- _DIRECTIVE_: Copy the data word for word, keeping every line.

start INPUT DATA

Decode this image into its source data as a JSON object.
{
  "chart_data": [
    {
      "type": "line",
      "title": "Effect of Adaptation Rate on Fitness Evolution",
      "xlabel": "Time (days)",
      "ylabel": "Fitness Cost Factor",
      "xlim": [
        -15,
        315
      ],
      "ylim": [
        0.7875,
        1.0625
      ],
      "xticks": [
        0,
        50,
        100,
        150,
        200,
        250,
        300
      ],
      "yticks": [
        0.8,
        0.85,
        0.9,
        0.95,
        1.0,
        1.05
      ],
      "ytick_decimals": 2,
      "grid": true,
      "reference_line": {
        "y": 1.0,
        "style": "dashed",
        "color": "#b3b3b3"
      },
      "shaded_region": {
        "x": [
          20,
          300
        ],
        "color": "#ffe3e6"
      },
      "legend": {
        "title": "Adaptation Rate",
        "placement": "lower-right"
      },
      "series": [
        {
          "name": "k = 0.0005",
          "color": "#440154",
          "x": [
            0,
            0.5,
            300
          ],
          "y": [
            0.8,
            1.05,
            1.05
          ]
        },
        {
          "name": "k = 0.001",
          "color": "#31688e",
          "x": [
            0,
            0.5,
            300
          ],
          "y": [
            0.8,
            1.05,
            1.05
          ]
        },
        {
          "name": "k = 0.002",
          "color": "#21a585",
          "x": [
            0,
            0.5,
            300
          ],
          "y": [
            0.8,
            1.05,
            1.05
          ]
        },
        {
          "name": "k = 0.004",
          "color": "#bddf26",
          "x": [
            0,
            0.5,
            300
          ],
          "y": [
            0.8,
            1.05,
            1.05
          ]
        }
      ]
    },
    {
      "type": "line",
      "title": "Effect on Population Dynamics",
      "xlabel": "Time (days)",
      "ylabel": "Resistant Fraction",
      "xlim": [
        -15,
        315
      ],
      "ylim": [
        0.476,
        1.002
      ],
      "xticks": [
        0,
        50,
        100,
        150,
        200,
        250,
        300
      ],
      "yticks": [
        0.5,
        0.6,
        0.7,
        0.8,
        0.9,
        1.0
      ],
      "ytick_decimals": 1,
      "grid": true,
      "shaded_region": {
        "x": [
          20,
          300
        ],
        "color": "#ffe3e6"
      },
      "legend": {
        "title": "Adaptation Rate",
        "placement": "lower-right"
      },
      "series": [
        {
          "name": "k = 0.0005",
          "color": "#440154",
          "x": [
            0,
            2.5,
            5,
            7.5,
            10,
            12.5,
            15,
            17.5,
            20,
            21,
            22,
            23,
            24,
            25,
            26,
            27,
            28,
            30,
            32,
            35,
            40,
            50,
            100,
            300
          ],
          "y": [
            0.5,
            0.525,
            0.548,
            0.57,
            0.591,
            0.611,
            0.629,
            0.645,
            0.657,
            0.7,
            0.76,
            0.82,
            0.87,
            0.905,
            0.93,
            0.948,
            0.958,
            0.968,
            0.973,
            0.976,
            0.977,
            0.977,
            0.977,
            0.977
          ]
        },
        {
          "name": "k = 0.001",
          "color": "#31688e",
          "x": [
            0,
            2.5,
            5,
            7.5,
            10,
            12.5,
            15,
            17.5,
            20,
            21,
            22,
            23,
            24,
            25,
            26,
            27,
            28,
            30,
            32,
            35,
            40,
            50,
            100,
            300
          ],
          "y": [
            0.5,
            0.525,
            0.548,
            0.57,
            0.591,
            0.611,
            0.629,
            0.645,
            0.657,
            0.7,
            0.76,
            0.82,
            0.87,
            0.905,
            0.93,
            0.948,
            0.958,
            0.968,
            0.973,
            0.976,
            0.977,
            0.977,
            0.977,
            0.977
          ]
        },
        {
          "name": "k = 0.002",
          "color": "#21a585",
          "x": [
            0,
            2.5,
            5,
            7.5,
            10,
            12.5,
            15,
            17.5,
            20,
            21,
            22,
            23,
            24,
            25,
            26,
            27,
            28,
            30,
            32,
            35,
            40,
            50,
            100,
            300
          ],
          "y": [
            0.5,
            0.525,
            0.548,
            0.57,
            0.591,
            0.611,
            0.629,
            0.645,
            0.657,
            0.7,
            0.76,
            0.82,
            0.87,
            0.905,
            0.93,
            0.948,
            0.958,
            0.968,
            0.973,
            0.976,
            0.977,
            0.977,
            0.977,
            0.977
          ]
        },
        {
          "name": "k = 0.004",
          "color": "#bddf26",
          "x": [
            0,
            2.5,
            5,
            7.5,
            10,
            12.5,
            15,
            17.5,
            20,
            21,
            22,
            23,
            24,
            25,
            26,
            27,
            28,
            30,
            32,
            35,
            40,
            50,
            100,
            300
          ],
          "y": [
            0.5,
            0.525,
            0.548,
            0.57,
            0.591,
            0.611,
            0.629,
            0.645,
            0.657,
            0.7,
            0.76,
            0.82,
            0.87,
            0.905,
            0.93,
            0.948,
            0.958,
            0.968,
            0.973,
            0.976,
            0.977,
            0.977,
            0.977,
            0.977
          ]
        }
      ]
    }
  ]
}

end INPUT DATA

- _THE ANSWER_:
Decode this image into its source data as a JSON object.
{
  "chart_data": [
    {
      "type": "line",
      "title": "Effect of Adaptation Rate on Fitness Evolution",
      "xlabel": "Time (days)",
      "ylabel": "Fitness Cost Factor",
      "xlim": [
        -15,
        315
      ],
      "ylim": [
        0.7875,
        1.0625
      ],
      "xticks": [
        0,
        50,
        100,
        150,
        200,
        250,
        300
      ],
      "yticks": [
        0.8,
        0.85,
        0.9,
        0.95,
        1.0,
        1.05
      ],
      "ytick_decimals": 2,
      "grid": true,
      "reference_line": {
        "y": 1.0,
        "style": "dashed",
        "color": "#b3b3b3"
      },
      "shaded_region": {
        "x": [
          20,
          300
        ],
        "color": "#ffe3e6"
      },
      "legend": {
        "title": "Adaptation Rate",
        "placement": "lower-right"
      },
      "series": [
        {
          "name": "k = 0.0005",
          "color": "#440154",
          "x": [
            0,
            0.5,
            300
          ],
          "y": [
            0.8,
            1.05,
            1.05
          ]
        },
        {
          "name": "k = 0.001",
          "color": "#31688e",
          "x": [
            0,
            0.5,
            300
          ],
          "y": [
            0.8,
            1.05,
            1.05
          ]
        },
        {
          "name": "k = 0.002",
          "color": "#21a585",
          "x": [
            0,
            0.5,
            300
          ],
          "y": [
            0.8,
            1.05,
            1.05
          ]
        },
        {
          "name": "k = 0.004",
          "color": "#bddf26",
          "x": [
            0,
            0.5,
            300
          ],
          "y": [
            0.8,
            1.05,
            1.05
          ]
        }
      ]
    },
    {
      "type": "line",
      "title": "Effect on Population Dynamics",
      "xlabel": "Time (days)",
      "ylabel": "Resistant Fraction",
      "xlim": [
        -15,
        315
      ],
      "ylim": [
        0.476,
        1.002
      ],
      "xticks": [
        0,
        50,
        100,
        150,
        200,
        250,
        300
      ],
      "yticks": [
        0.5,
        0.6,
        0.7,
        0.8,
        0.9,
        1.0
      ],
      "ytick_decimals": 1,
      "grid": true,
      "shaded_region": {
        "x": [
          20,
          300
        ],
        "color": "#ffe3e6"
      },
      "legend": {
        "title": "Adaptation Rate",
        "placement": "lower-right"
      },
      "series": [
        {
          "name": "k = 0.0005",
          "color": "#440154",
          "x": [
            0,
            2.5,
            5,
            7.5,
            10,
            12.5,
            15,
            17.5,
            20,
            21,
            22,
            23,
            24,
            25,
            26,
            27,
            28,
            30,
            32,
            35,
            40,
            50,
            100,
            300
          ],
          "y": [
            0.5,
            0.525,
            0.548,
            0.57,
            0.591,
            0.611,
            0.629,
            0.645,
            0.657,
            0.7,
            0.76,
            0.82,
            0.87,
            0.905,
            0.93,
            0.948,
            0.958,
            0.968,
            0.973,
            0.976,
            0.977,
            0.977,
            0.977,
            0.977
          ]
        },
        {
          "name": "k = 0.001",
          "color": "#31688e",
          "x": [
            0,
            2.5,
            5,
            7.5,
            10,
            12.5,
            15,
            17.5,
            20,
            21,
            22,
            23,
            24,
            25,
            26,
            27,
            28,
            30,
            32,
            35,
            40,
            50,
            100,
            300
          ],
          "y": [
            0.5,
            0.525,
            0.548,
            0.57,
            0.591,
            0.611,
            0.629,
            0.645,
            0.657,
            0.7,
            0.76,
            0.82,
            0.87,
            0.905,
            0.93,
            0.948,
            0.958,
            0.968,
            0.973,
            0.976,
            0.977,
            0.977,
            0.977,
            0.977
          ]
        },
        {
          "name": "k = 0.002",
          "color": "#21a585",
          "x": [
            0,
            2.5,
            5,
            7.5,
            10,
            12.5,
            15,
            17.5,
            20,
            21,
            22,
            23,
            24,
            25,
            26,
            27,
            28,
            30,
            32,
            35,
            40,
            50,
            100,
            300
          ],
          "y": [
            0.5,
            0.525,
            0.548,
            0.57,
            0.591,
            0.611,
            0.629,
            0.645,
            0.657,
            0.7,
            0.76,
            0.82,
            0.87,
            0.905,
            0.93,
            0.948,
            0.958,
            0.968,
            0.973,
            0.976,
            0.977,
            0.977,
            0.977,
            0.977
          ]
        },
        {
          "name": "k = 0.004",
          "color": "#bddf26",
          "x": [
            0,
            2.5,
            5,
            7.5,
            10,
            12.5,
            15,
            17.5,
            20,
            21,
            22,
            23,
            24,
            25,
            26,
            27,
            28,
            30,
            32,
            35,
            40,
            50,
            100,
            300
          ],
          "y": [
            0.5,
            0.525,
            0.548,
            0.57,
            0.591,
            0.611,
            0.629,
            0.645,
            0.657,
            0.7,
            0.76,
            0.82,
            0.87,
            0.905,
            0.93,
            0.948,
            0.958,
            0.968,
            0.973,
            0.976,
            0.977,
            0.977,
            0.977,
            0.977
          ]
        }
      ]
    }
  ]
}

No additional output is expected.